___ Entries supplied ___

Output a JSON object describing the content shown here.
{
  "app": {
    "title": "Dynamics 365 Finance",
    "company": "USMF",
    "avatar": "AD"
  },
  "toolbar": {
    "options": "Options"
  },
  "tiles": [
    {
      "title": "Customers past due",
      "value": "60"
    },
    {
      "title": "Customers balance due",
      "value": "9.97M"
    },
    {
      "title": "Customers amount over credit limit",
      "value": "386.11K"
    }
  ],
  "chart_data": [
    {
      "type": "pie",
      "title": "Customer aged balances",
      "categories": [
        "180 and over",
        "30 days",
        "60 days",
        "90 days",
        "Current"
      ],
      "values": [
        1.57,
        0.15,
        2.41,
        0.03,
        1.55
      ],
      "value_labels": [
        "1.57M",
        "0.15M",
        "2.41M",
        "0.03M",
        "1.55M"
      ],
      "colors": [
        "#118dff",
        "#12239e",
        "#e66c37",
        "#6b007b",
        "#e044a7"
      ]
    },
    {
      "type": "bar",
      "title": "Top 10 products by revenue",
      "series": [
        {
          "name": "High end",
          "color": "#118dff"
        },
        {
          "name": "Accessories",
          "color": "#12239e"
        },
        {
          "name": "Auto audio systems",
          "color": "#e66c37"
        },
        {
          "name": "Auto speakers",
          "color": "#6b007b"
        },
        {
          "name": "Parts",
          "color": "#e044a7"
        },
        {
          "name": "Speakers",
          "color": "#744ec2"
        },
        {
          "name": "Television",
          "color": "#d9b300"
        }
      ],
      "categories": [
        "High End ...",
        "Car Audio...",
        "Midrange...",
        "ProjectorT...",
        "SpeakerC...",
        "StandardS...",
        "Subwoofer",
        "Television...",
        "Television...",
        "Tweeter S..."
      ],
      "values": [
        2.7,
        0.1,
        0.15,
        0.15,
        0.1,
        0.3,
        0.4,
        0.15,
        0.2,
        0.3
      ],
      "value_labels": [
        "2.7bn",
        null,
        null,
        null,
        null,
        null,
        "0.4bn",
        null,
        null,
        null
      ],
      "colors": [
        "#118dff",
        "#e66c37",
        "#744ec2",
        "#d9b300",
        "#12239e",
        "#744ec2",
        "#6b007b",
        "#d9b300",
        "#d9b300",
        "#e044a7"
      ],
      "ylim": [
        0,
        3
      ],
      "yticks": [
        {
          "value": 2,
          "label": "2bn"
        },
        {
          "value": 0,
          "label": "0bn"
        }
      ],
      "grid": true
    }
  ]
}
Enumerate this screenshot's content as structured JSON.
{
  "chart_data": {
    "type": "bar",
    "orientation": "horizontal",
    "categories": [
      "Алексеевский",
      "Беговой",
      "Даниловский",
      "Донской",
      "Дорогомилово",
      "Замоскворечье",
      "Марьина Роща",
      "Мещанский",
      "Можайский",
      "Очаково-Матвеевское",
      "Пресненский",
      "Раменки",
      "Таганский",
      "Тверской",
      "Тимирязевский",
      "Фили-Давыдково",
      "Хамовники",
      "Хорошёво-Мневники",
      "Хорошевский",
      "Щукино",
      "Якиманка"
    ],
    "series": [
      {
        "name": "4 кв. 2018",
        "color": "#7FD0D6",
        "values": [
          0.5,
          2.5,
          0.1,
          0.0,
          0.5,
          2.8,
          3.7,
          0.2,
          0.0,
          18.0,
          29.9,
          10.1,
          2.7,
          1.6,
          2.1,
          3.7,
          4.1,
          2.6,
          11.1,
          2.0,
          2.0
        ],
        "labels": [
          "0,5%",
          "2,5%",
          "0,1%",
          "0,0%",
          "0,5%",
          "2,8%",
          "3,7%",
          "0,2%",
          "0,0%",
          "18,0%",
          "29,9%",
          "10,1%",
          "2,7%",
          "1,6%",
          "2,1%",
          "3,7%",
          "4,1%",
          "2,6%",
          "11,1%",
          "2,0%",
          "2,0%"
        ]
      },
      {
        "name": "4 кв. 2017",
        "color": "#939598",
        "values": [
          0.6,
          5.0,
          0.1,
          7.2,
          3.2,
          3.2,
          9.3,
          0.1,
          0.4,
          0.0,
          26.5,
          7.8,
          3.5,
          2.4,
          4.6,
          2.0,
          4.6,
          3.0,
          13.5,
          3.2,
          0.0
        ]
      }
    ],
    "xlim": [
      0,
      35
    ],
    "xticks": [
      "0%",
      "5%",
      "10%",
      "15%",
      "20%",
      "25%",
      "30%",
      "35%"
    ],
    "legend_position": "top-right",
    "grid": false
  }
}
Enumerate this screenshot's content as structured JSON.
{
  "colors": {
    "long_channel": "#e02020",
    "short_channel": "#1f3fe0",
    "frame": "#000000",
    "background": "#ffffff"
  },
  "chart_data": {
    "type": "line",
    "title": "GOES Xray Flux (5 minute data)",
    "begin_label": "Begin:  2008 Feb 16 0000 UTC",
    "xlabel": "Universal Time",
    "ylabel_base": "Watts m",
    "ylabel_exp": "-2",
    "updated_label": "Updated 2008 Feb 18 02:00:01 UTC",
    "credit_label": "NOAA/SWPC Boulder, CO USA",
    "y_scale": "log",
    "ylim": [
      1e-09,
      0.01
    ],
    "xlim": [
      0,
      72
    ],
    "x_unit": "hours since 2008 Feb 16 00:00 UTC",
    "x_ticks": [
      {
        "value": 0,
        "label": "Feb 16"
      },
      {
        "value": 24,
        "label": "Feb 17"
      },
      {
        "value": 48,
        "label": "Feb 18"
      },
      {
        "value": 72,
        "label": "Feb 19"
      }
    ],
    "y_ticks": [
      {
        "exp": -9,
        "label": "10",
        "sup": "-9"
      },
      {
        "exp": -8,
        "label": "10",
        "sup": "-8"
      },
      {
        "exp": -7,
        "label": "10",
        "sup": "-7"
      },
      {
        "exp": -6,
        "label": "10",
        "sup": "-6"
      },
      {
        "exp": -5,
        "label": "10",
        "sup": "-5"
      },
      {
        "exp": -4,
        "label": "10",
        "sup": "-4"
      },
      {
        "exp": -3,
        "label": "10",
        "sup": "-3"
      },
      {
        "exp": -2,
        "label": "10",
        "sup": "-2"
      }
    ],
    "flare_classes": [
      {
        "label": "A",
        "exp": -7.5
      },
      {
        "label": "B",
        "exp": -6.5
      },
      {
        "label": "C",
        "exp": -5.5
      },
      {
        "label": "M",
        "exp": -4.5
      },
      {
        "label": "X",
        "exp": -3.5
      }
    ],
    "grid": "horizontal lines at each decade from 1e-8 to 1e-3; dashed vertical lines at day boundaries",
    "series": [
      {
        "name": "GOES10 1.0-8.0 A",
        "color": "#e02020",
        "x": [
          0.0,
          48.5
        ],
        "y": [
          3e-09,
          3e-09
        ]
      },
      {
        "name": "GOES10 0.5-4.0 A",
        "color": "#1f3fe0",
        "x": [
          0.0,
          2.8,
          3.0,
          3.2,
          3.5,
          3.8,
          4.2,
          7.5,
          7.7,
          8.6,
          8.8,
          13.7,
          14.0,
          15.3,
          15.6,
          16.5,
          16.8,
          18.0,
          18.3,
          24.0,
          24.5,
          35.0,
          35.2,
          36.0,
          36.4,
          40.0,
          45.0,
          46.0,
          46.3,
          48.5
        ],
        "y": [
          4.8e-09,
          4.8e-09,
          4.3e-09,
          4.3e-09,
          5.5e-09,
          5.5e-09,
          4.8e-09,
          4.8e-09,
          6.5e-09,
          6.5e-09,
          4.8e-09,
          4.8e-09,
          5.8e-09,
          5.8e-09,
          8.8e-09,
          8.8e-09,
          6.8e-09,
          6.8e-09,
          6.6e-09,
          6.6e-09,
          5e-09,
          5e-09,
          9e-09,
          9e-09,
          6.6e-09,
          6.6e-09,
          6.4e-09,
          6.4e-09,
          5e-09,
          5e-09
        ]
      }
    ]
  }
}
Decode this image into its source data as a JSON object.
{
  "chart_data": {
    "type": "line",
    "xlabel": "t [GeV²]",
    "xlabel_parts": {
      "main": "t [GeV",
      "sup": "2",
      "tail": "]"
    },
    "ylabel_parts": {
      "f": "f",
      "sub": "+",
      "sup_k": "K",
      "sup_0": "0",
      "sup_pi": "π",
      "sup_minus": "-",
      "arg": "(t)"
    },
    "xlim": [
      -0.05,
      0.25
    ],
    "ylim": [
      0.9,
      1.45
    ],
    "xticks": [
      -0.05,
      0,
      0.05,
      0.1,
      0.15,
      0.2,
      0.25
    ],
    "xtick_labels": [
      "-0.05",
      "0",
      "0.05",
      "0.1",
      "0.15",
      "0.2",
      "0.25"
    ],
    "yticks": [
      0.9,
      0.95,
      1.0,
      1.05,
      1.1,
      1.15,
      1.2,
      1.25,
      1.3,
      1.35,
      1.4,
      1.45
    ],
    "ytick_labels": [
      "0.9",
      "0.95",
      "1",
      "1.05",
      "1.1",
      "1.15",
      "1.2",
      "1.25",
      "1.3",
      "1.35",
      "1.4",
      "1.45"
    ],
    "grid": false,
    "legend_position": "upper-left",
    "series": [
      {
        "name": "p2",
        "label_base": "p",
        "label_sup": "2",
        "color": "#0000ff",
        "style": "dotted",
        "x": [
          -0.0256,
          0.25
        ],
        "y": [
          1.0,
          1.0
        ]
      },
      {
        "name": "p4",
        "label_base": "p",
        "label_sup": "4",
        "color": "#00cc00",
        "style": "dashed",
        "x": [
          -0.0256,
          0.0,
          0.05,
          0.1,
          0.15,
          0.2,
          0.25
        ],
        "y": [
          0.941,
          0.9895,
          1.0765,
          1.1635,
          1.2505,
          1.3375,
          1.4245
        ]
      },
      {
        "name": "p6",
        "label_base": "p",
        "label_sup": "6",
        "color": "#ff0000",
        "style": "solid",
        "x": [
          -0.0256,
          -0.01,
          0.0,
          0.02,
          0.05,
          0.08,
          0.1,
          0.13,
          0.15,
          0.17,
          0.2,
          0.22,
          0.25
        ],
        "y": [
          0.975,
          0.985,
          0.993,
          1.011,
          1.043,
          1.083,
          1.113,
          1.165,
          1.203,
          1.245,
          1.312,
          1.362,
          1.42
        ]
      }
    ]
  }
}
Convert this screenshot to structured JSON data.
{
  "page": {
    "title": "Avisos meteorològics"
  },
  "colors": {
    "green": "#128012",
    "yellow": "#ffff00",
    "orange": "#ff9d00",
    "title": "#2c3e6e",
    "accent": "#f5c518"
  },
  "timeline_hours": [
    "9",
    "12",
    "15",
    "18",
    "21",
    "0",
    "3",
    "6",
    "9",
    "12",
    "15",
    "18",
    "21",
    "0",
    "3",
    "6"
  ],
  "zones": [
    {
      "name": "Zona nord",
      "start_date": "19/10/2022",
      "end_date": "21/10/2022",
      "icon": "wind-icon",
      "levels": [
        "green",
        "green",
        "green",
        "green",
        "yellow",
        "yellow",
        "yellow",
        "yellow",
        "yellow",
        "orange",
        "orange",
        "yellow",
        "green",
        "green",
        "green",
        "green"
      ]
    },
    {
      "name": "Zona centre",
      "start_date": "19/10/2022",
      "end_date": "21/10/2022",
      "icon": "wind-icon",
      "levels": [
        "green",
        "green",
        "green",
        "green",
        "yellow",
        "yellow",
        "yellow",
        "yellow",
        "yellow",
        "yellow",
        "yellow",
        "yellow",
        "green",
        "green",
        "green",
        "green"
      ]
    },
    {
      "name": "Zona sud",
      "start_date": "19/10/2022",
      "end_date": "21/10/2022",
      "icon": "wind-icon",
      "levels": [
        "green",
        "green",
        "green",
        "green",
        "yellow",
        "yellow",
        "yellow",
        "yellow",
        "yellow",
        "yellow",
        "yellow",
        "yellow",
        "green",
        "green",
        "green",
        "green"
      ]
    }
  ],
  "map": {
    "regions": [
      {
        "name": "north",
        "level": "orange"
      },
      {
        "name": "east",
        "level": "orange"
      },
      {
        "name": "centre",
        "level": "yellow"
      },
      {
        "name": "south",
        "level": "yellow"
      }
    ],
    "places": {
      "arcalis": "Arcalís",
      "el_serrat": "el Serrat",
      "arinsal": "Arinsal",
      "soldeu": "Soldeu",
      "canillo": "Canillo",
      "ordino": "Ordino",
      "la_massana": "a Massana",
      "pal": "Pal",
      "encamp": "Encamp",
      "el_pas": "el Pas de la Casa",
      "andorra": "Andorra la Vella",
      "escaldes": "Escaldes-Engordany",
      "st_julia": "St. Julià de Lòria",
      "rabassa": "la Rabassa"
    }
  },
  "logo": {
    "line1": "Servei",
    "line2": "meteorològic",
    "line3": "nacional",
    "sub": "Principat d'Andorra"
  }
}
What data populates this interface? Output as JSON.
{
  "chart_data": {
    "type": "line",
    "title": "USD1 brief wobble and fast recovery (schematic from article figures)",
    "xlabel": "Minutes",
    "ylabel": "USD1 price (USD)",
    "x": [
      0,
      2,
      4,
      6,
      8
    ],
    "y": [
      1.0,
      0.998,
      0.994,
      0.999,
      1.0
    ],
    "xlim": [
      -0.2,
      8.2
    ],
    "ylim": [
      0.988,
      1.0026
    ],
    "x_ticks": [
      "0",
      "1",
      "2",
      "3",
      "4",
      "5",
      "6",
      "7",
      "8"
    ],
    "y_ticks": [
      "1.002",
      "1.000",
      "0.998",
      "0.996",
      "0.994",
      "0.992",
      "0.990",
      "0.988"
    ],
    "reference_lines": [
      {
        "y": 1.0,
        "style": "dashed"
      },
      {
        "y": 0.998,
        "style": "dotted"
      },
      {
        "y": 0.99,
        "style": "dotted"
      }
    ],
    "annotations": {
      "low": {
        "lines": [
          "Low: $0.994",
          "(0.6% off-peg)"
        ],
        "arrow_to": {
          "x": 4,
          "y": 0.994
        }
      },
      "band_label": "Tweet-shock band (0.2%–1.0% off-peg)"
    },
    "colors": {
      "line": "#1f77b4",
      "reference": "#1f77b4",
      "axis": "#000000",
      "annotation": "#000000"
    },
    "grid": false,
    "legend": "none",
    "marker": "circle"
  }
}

___

> _Exercise brief_:
Tally the lines of the listing above that include the word "dashed". Answer with the number alone.

> _Solution for this task_:
3